>>

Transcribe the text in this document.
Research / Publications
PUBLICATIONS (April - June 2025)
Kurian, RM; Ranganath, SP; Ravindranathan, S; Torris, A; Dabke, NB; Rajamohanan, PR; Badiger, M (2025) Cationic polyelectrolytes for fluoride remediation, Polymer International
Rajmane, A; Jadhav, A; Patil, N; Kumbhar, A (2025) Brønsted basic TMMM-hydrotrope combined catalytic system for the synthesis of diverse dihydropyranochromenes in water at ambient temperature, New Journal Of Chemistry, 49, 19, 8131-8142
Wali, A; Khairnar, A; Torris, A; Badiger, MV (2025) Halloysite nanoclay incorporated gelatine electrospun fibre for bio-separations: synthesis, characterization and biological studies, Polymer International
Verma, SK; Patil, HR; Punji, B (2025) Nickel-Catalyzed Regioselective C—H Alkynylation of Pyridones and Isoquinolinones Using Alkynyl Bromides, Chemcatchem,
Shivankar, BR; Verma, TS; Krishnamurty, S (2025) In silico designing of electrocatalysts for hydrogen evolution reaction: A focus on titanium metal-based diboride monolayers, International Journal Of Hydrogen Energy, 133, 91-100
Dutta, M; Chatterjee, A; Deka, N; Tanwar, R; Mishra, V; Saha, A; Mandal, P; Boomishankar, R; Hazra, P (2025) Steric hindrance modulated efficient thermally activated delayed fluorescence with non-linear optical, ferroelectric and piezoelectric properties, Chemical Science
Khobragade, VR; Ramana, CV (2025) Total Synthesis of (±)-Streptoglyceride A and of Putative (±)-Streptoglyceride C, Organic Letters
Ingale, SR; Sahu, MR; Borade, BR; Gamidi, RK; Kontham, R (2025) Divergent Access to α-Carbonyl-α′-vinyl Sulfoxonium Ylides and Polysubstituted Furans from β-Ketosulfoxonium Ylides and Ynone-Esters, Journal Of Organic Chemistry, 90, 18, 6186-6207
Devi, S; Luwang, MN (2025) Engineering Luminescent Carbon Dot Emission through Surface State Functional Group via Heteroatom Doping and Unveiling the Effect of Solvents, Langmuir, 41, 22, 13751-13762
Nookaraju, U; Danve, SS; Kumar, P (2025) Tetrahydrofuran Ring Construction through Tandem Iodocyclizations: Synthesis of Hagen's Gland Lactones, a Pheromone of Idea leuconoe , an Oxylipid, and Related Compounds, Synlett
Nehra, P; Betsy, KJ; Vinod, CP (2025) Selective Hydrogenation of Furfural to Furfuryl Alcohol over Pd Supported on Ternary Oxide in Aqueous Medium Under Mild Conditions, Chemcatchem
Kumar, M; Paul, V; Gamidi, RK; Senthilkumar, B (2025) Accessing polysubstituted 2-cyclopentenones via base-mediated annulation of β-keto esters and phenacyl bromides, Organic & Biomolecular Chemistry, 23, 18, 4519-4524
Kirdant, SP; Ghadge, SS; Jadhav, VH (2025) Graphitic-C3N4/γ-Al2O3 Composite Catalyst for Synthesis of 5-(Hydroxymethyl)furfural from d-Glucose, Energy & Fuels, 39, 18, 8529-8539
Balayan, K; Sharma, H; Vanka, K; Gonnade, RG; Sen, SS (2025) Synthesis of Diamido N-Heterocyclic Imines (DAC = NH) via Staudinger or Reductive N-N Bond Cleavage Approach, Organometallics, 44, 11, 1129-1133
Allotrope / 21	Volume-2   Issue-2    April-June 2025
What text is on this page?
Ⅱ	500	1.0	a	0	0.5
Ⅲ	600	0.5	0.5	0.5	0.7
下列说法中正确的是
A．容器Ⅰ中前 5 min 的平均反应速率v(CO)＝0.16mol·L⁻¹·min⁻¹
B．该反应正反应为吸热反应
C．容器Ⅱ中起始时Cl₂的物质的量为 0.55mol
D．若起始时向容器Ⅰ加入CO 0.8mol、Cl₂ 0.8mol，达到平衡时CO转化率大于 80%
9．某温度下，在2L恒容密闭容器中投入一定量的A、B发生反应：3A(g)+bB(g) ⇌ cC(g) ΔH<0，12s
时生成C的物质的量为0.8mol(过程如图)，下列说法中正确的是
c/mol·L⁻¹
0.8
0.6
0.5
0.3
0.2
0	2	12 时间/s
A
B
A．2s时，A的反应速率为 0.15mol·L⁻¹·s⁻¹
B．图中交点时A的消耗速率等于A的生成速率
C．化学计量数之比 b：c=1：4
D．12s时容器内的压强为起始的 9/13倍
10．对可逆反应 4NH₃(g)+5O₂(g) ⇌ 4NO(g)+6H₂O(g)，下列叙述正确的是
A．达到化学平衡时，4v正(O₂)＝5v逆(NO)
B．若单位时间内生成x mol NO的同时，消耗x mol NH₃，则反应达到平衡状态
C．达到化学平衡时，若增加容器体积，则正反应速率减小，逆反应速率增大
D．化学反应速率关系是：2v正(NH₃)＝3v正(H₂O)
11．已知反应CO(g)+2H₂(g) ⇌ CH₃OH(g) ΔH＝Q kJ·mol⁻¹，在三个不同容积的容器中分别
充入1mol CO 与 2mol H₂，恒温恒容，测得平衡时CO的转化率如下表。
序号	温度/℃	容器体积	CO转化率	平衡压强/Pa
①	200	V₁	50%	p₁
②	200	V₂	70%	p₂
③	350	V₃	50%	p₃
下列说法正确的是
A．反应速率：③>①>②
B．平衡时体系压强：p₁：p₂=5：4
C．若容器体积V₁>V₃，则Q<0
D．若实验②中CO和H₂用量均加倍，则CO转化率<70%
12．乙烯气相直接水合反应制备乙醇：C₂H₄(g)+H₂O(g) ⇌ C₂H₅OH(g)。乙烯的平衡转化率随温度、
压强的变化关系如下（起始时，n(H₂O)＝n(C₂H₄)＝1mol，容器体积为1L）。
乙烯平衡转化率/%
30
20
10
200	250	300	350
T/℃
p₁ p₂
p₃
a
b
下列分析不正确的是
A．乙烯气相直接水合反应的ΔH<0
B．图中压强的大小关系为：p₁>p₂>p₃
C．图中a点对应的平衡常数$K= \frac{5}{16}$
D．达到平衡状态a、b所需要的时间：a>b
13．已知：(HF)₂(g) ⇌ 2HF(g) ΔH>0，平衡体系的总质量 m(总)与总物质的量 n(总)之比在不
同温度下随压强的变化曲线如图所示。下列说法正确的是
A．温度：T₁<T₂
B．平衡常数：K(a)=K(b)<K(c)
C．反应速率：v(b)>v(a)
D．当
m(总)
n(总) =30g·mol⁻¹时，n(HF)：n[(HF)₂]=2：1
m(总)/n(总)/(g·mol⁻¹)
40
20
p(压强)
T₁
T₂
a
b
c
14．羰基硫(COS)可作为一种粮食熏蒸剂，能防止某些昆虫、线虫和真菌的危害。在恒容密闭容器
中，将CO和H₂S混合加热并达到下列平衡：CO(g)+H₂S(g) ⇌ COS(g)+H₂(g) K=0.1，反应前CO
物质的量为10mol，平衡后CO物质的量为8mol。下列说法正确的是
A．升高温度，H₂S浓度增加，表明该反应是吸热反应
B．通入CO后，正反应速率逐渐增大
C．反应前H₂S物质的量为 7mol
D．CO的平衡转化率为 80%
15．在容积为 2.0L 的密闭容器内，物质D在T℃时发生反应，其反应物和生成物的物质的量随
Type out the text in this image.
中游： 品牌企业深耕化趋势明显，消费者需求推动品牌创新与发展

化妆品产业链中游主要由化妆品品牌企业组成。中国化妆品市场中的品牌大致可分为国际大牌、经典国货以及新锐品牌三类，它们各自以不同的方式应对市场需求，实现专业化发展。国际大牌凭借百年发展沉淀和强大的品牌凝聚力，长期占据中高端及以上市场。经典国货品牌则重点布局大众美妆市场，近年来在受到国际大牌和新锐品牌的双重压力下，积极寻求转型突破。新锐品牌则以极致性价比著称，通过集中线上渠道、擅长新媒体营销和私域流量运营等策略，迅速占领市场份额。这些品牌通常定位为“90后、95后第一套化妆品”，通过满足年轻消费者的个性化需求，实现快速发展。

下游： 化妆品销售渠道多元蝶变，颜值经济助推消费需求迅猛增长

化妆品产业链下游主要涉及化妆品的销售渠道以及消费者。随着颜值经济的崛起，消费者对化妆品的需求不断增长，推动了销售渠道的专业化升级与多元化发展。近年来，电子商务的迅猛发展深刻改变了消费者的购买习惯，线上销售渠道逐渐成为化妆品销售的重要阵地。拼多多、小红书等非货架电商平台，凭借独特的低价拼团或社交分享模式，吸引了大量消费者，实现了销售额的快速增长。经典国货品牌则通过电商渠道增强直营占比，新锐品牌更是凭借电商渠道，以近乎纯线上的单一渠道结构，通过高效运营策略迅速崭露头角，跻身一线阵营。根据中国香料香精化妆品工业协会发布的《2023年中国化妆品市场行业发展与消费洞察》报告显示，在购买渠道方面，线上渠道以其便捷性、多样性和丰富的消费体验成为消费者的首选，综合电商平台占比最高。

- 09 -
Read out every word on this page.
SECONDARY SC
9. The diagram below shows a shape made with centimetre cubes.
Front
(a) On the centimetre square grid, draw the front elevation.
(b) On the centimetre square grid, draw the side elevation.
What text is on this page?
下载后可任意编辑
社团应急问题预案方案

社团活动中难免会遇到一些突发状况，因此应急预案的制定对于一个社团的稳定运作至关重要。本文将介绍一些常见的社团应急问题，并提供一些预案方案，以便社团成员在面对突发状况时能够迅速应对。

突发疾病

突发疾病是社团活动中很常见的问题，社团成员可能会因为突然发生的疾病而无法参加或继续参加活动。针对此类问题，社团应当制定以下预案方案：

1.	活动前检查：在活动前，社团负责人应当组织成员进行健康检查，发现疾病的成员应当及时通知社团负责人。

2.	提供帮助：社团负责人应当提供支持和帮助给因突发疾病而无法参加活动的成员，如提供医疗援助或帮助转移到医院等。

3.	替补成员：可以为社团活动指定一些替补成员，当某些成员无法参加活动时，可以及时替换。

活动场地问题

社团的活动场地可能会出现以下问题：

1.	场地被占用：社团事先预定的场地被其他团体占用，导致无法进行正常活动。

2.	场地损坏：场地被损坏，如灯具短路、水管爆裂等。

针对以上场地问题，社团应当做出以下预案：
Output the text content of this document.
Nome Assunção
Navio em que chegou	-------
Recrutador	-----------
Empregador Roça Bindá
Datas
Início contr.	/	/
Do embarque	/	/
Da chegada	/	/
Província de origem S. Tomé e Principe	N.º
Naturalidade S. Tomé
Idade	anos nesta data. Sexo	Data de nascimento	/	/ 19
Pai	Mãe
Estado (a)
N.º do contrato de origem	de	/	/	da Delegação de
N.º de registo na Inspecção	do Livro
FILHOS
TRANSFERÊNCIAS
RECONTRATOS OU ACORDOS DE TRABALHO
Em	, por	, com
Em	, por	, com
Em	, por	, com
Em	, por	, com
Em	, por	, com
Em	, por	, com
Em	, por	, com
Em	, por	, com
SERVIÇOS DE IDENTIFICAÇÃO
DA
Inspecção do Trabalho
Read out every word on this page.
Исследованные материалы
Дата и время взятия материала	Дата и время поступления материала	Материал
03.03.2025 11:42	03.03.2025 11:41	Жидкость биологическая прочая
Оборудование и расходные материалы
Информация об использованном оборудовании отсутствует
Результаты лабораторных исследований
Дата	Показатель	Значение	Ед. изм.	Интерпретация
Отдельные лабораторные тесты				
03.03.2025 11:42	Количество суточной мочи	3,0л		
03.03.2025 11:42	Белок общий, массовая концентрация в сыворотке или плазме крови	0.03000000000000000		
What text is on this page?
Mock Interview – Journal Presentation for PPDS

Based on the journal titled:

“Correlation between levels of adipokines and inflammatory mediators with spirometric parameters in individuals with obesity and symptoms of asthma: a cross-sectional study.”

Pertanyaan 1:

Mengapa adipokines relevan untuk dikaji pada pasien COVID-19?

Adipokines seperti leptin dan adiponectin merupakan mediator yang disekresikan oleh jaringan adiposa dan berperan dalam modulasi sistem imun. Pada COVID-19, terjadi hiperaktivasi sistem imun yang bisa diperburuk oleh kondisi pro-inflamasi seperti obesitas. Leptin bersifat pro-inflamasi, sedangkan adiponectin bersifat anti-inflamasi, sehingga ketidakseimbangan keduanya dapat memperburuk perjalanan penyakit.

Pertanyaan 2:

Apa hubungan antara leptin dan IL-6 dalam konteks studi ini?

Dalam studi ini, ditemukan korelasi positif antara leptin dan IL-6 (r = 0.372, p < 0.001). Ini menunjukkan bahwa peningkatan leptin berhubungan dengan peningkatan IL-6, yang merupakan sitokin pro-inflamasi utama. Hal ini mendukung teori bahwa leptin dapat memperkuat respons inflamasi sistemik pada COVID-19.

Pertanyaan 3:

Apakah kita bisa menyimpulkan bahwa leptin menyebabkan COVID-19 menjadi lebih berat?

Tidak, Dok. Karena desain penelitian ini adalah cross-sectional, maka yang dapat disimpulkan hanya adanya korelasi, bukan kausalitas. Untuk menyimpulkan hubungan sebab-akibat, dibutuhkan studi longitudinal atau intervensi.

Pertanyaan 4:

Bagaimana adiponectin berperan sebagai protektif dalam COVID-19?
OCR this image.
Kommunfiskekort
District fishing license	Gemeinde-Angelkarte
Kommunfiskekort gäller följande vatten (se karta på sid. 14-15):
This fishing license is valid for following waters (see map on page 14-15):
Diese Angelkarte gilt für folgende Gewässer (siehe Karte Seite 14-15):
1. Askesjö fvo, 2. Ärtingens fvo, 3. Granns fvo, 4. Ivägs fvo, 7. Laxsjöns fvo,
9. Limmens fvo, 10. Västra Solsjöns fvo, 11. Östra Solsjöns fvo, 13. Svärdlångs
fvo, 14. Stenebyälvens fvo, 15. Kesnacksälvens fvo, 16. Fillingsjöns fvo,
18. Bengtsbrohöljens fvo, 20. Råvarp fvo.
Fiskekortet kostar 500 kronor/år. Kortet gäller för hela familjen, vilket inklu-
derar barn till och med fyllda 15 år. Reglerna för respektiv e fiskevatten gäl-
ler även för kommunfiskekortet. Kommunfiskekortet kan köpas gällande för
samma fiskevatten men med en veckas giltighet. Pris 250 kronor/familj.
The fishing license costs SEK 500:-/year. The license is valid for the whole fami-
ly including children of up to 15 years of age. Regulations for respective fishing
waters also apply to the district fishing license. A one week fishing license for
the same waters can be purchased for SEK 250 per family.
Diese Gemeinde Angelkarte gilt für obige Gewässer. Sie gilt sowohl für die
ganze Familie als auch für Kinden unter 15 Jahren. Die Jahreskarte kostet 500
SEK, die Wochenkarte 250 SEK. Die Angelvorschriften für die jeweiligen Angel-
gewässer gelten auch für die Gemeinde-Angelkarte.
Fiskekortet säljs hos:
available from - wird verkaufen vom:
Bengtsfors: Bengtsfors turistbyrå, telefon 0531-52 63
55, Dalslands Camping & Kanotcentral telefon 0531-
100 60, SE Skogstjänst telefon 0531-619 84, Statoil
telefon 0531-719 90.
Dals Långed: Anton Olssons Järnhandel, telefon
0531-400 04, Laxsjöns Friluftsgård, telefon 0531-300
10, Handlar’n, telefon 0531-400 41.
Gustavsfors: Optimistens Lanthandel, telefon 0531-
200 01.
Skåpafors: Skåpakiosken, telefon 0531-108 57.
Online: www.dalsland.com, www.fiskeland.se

<<

▸ WHAT TO DO
List all lines where "Organic" occurs.

▸ CORRECT RESULT
Khobragade, VR; Ramana, CV (2025) Total Synthesis of (±)-Streptoglyceride A and of Putative (±)-Streptoglyceride C, Organic Letters
Ingale, SR; Sahu, MR; Borade, BR; Gamidi, RK; Kontham, R (2025) Divergent Access to α-Carbonyl-α′-vinyl Sulfoxonium Ylides and Polysubstituted Furans from β-Ketosulfoxonium Ylides and Ynone-Esters, Journal Of Organic Chemistry, 90, 18, 6186-6207
Kumar, M; Paul, V; Gamidi, RK; Senthilkumar, B (2025) Accessing polysubstituted 2-cyclopentenones via base-mediated annulation of β-keto esters and phenacyl bromides, Organic & Biomolecular Chemistry, 23, 18, 4519-4524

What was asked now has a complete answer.